THE PROBLEM
Repeat the material below exactly, with no pictures.
— start of EXTRACTED RECORDS —
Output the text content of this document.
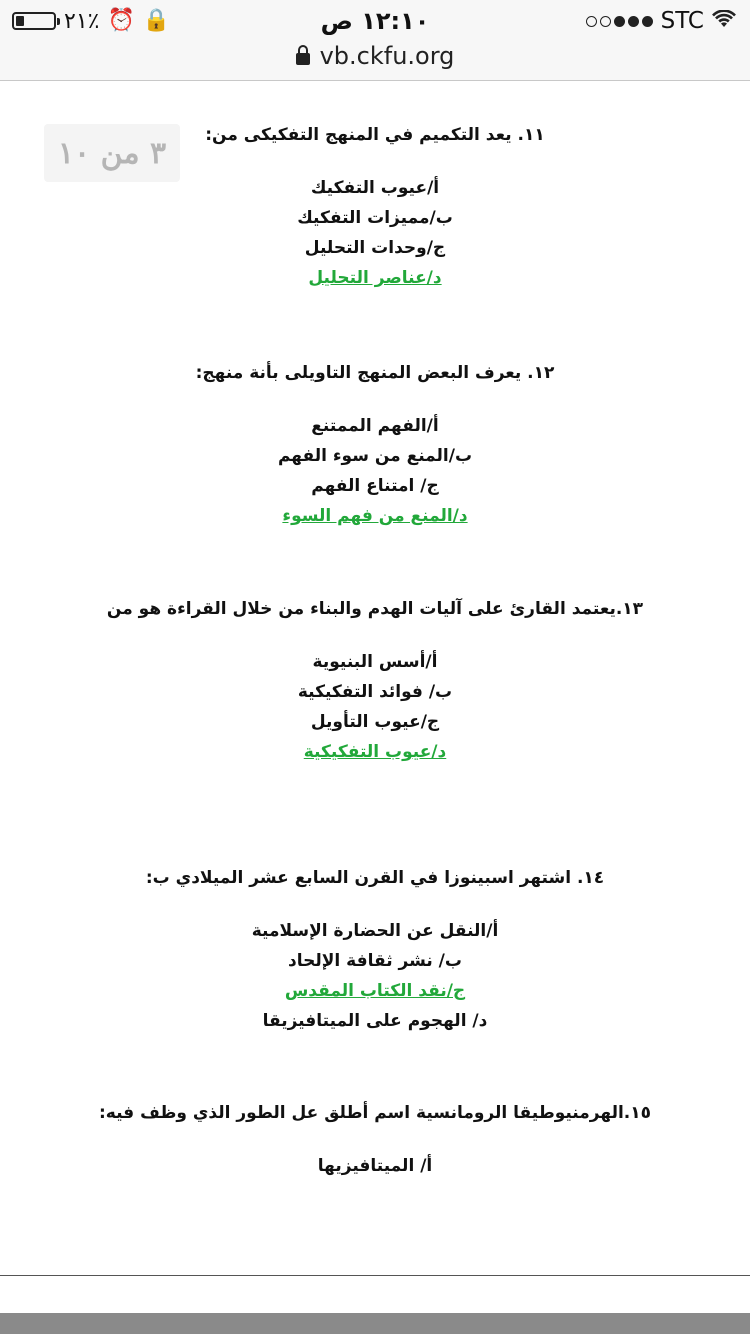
٢١٪ ⏰ 🔒	١٢:١٠ ص	STC
vb.ckfu.org
٣ من ١٠
١١. يعد التكميم في المنهج التفكيكى من:
أ/عيوب التفكيك
ب/مميزات التفكيك
ج/وحدات التحليل
د/عناصر التحليل
١٢. يعرف البعض المنهج التاويلى بأنة منهج:
أ/الفهم الممتنع
ب/المنع من سوء الفهم
ج/ امتناع الفهم
د/المنع من فهم السوء
١٣.يعتمد القارئ على آليات الهدم والبناء من خلال القراءة هو من
أ/أسس البنيوية
ب/ فوائد التفكيكية
ج/عيوب التأويل
د/عيوب التفكيكية
١٤. اشتهر اسبينوزا في القرن السابع عشر الميلادي ب:
أ/النقل عن الحضارة الإسلامية
ب/ نشر ثقافة الإلحاد
ج/نقد الكتاب المقدس
د/ الهجوم على الميتافيزيقا
١٥.الهرمنيوطيقا الرومانسية اسم أطلق عل الطور الذي وظف فيه:
أ/ الميتافيزيها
— end of EXTRACTED RECORDS —
ANSWER FOR THIS EXERCISE
Output the text content of this document.
٢١٪ ⏰ 🔒	١٢:١٠ ص	STC
vb.ckfu.org
٣ من ١٠
١١. يعد التكميم في المنهج التفكيكى من:
أ/عيوب التفكيك
ب/مميزات التفكيك
ج/وحدات التحليل
د/عناصر التحليل
١٢. يعرف البعض المنهج التاويلى بأنة منهج:
أ/الفهم الممتنع
ب/المنع من سوء الفهم
ج/ امتناع الفهم
د/المنع من فهم السوء
١٣.يعتمد القارئ على آليات الهدم والبناء من خلال القراءة هو من
أ/أسس البنيوية
ب/ فوائد التفكيكية
ج/عيوب التأويل
د/عيوب التفكيكية
١٤. اشتهر اسبينوزا في القرن السابع عشر الميلادي ب:
أ/النقل عن الحضارة الإسلامية
ب/ نشر ثقافة الإلحاد
ج/نقد الكتاب المقدس
د/ الهجوم على الميتافيزيقا
١٥.الهرمنيوطيقا الرومانسية اسم أطلق عل الطور الذي وظف فيه:
أ/ الميتافيزيها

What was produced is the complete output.